• **ISTRUZIONI DELL'ESERCIZIO**
(a) Secondo il brano sulla domanda risarcitoria, a quale anno risale il precedente permesso di costruire?
(b) Riformuli in forma più concisa il paragrafo del brano sulla domanda risarcitoria che inizia con «9.7. Non ricorre pertanto il vizio di extrapetizione», mantenendone i fatti principali.
(c) Riprenda il brano sulla domanda risarcitoria dopo la sua ultima frase e ne scriva la prosecuzione.

9.6. Nella fattispecie in esame non è quindi priva di rilievo la circostanza, correttamente valorizzata dal Tribunale, dello stridente contrasto tra la domanda edificatoria e l’atto d’obbligo che ha accompagnato il rilascio del titolo edilizio originario avendo di mira l’appellante la realizzazione delle opere in progetto sull’area da destinare a verde pubblico secondo le prescrizioni dell’Autorità preposta alla tutela del paesaggio.

9.7. Non ricorre pertanto il vizio di extrapetizione, in quanto si palesa un obiettivo collegamento tra la domanda edificatoria ed il precedente permesso di costruire del 1991, tanto che il suo rilascio costituiva un elemento in fatto posto a sostegno dell’azione risarcitoria proposta in primo grado. Né può configurarsi la violazione del pronunciamento del T.a.r. per il Lazio, essendosi tale Giudice limitato a verificare l’inattitudine della norma urbanistica, ormai espunta dall’ordinamento, a sostenere il diniego interposto dall’Amministrazione comunale senza compiere alcuna valutazione circa la conformità dell’intervento con la restante disciplina urbanistica e/o paesaggistica. In altre parole il perimetro del decisum non comprendeva altro che la perdurante vigenza della norma urbanistica avendo questa fondato l’impugnato provvedimento di diniego e pertanto non è tale estendersi anche ad altre questioni che costituiscano “ presupposto logico essenziale ed indefettibile della decisione stessa ” (Cons. giust. amm. Sicilia sez. giurisd. 27 febbraio 2015 n. 159)

9.7.1. Il tenore dei rilievi sollevati dall’appellante impone di verificare la tassonomia delle modalità di intervento del giudice amministrativo nelle controversie risarcitorie alla luce del principio della domanda che, come ribadito di recente dall’Adunanza plenaria (sentenze nn. 4 e 5 del 2015), vale come principio generale da applicare, per effetto del rinvio esterno di cui all’art. 39 c.p.a., anche al rito amministrativo attraverso il combinato disposto di cui agli artt. 99 e 112 c.p.c.. Ebbene, se nelle domande impugnatorie il perimetro delle competenze decisionali del giudice amministrativo è tracciato dalla parte ricorrente attraverso la enucleazione dei motivi di ricorso e la loro eventuale graduazione, ciò non può accadere anche nel caso di proposizione di una domanda di risarcimento del danno involgendo questa la descrizione di un fatto illecito secondo i suoi indefettibili elementi costitutivi. La domanda risarcitoria è unica, invece che articolata secondo distinti motivi di censura rispetto ad un atto che si presume legittimo, di tal che il giudice è chiamato a verificare la effettiva sussistenza del fatto illecito, nella sua integrale latitudine, alla luce degli elementi di prova forniti dall’attore in adempimento dell’onere allo stesso incombente. Poiché tra gli elementi costitutivi, come sopra rilevato, ricorre la spettanza del bene della vita, il giudice, investito dalla domanda risarcitoria, non può esimersi dal verificarne la sua sussistenza proprio in ragione della domanda proposta.

• **DATI DEL DATASET**
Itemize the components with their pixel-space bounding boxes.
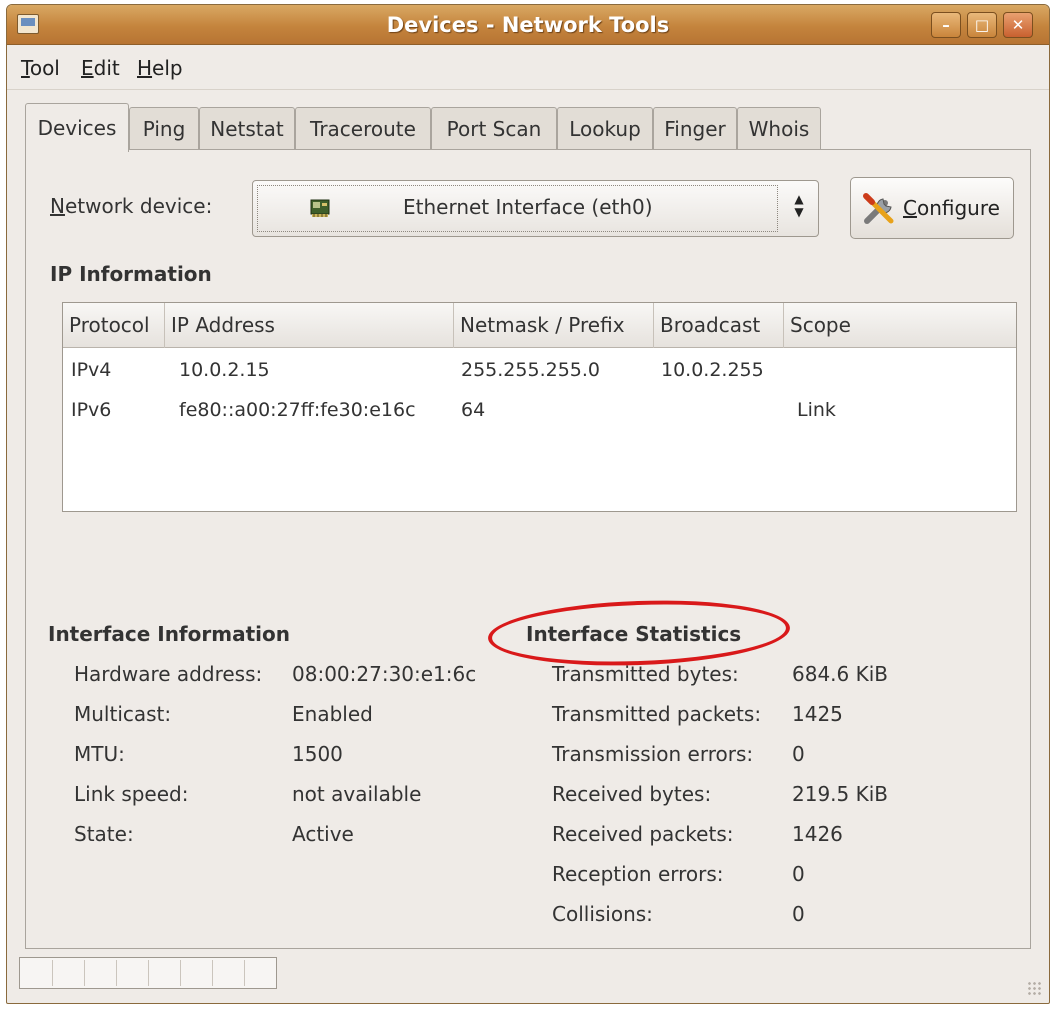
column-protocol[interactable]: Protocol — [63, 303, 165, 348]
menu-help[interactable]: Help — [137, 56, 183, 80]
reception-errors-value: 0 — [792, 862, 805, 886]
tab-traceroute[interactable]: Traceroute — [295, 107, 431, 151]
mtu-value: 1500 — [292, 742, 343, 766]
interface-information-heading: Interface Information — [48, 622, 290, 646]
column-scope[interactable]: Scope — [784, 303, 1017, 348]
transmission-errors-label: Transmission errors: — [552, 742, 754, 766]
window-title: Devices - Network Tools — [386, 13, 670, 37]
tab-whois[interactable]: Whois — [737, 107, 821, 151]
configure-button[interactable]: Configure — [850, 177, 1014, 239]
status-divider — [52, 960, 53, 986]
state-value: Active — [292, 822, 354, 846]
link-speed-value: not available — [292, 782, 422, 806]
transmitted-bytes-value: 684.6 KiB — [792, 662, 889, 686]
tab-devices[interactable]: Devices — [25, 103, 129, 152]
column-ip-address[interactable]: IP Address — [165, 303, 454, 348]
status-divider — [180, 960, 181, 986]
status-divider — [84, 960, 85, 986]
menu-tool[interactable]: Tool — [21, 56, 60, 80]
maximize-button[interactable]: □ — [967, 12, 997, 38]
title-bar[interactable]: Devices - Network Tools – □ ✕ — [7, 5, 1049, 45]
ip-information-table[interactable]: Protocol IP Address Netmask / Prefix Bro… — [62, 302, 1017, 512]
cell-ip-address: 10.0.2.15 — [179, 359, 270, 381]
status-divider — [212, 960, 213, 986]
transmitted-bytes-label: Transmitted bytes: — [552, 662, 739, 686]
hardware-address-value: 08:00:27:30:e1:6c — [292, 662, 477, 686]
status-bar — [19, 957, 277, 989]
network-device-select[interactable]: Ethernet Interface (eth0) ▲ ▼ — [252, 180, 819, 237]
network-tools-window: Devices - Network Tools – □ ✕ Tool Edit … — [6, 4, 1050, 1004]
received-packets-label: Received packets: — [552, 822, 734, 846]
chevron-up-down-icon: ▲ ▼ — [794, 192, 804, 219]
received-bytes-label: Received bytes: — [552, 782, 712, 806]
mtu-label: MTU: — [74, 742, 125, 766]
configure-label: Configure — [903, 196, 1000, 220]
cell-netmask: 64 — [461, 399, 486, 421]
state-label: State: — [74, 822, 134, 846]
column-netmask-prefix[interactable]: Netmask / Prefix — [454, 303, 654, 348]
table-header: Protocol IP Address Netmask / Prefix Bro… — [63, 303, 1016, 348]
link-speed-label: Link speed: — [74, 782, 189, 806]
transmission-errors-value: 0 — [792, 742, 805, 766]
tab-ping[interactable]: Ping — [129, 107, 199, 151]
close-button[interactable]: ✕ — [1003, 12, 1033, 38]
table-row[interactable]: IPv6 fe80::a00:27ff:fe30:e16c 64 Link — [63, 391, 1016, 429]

• **RISULTATI DELLE CONSEGNE**
(a) Al 1991.

(b) Il vizio di extrapetizione non sussiste, poiché la domanda edificatoria è oggettivamente collegata al permesso di costruire del 1991, il cui rilascio costituiva un elemento di fatto a sostegno dell'azione risarcitoria proposta in primo grado. Non vi è nemmeno violazione della pronuncia del T.a.r. per il Lazio. Quel giudice si era limitato a rilevare che la norma urbanistica, ormai espunta dall'ordinamento, non poteva sostenere il diniego comunale. Non aveva valutato la conformità dell'intervento alla restante disciplina urbanistica o paesaggistica. Il decisum riguardava dunque soltanto la perdurante vigenza di quella norma, su cui si fondava il diniego impugnato.

(c)
9.8. L’appellante, nel criticare ulteriormente la sentenza impugnata, lamenta, valorizzando i riflessi civilistici della vicenda, che il Tribunale avrebbe assegnato all’atto d’obbligo, quale pattuizione inter partes , una “stravagante” valenza ultrattiva cioè al di fuori della posizione soggettiva coinvolta dal procedimento amministrativo conclusosi con il rilascio della concessione edilizia n. 753/C/91 nonché una servitù di non sopraelevazione in mancanza degli elementi costitutivi che tale fattispecie necessita.

9.8.1. Nemmeno tali rilievi sono convincenti.

9.8.2. Giova premettere, in punto di natura giuridica della fattispecie consensuale associata al titolo edilizio che i cd. “ atti d’obbligo ”, con i quali i privati, in vista e a fronte dell’emanazione del titolo edilizio, assumono obbligazioni volta a volta di fare o di dare, non rivestono autonoma efficacia negoziale, in quanto confluiscono nel procedimento edilizio e con esso sono funzionalmente collegati, divenendone elemento accidentale, così da risultare attratti alla giurisdizione esclusiva amministrativa (Cons. Stato, sez. IV, 26 novembre 2013, n. 5628). La valenza almeno indirettamente pubblicistica della fattispecie consente di escludere che essa abbia una valenza cogente soltanto inter partes in quanto inerisce in modo indissolubile all’atto autorizzativo che abilita all’esercizio allo jus aedificandi cosicché non può essere trasgredito senza che ciò non refluisca sull’atto abilitativo. In altre parole l’atto d’obbligo, poiché rimane connaturato al titolo edilizio tanto da condizionarne gli effetti, è destinato a conformare la posizione giuridica del soggetto abilitato introducendo limiti, obblighi o divieti con effetti erga omnes che trascendono il singolo procedimento cui il titolo inerisce.

9.8.3. Nemmeno è dato configurarsi, secondo le prospettazioni dell’appellante, un’atipica servitus altius non tollendi , in quanto il rilascio del titolo edilizio per la realizzazione di un’autorimessa completamente interrata, con l’obbligo di attrezzare a verde l’area sovrastante, non avendo il manufatto autorizzato alcuna proiezione in altezza, comporta un vero e proprio divieto di edificare in esecuzione del vincolo consensualmente assunto.

10. In conclusione, l’appello è infondato e deve essere respinto.

11. Le spese del giudizio di appello seguono la soccombenza e, liquidate complessivamente in euro 5.000,00 (cinquemila/00), oltre accessori di legge, sono poste a carico dell’appellante e a favore dell’amministrazione appellata.